Problem details » Retype each entry below exactly as it stands.

Data for this exercise »
BEGIN
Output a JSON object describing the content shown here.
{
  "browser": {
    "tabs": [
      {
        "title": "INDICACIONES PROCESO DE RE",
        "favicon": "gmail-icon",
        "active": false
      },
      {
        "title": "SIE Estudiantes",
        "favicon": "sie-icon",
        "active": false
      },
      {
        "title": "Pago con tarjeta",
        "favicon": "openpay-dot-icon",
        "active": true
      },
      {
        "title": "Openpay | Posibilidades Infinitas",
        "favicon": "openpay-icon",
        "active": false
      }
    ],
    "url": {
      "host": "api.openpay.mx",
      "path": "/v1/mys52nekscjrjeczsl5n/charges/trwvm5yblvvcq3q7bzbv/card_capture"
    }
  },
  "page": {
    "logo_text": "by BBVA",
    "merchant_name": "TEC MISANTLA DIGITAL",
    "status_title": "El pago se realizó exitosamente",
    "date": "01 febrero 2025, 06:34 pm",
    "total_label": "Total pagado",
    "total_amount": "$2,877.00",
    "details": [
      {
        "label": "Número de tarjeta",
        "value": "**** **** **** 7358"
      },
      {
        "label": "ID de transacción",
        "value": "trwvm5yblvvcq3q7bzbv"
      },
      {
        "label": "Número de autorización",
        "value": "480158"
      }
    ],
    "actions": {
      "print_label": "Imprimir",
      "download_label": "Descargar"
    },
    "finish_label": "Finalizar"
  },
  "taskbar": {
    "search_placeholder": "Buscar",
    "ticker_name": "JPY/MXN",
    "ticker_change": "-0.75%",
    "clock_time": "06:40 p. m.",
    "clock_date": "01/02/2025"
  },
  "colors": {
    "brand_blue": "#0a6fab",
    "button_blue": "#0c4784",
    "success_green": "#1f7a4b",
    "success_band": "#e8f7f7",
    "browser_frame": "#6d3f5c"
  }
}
END
Response to the exercise »
Output a JSON object describing the content shown here.
{
  "browser": {
    "tabs": [
      {
        "title": "INDICACIONES PROCESO DE RE",
        "favicon": "gmail-icon",
        "active": false
      },
      {
        "title": "SIE Estudiantes",
        "favicon": "sie-icon",
        "active": false
      },
      {
        "title": "Pago con tarjeta",
        "favicon": "openpay-dot-icon",
        "active": true
      },
      {
        "title": "Openpay | Posibilidades Infinitas",
        "favicon": "openpay-icon",
        "active": false
      }
    ],
    "url": {
      "host": "api.openpay.mx",
      "path": "/v1/mys52nekscjrjeczsl5n/charges/trwvm5yblvvcq3q7bzbv/card_capture"
    }
  },
  "page": {
    "logo_text": "by BBVA",
    "merchant_name": "TEC MISANTLA DIGITAL",
    "status_title": "El pago se realizó exitosamente",
    "date": "01 febrero 2025, 06:34 pm",
    "total_label": "Total pagado",
    "total_amount": "$2,877.00",
    "details": [
      {
        "label": "Número de tarjeta",
        "value": "**** **** **** 7358"
      },
      {
        "label": "ID de transacción",
        "value": "trwvm5yblvvcq3q7bzbv"
      },
      {
        "label": "Número de autorización",
        "value": "480158"
      }
    ],
    "actions": {
      "print_label": "Imprimir",
      "download_label": "Descargar"
    },
    "finish_label": "Finalizar"
  },
  "taskbar": {
    "search_placeholder": "Buscar",
    "ticker_name": "JPY/MXN",
    "ticker_change": "-0.75%",
    "clock_time": "06:40 p. m.",
    "clock_date": "01/02/2025"
  },
  "colors": {
    "brand_blue": "#0a6fab",
    "button_blue": "#0c4784",
    "success_green": "#1f7a4b",
    "success_band": "#e8f7f7",
    "browser_frame": "#6d3f5c"
  }
}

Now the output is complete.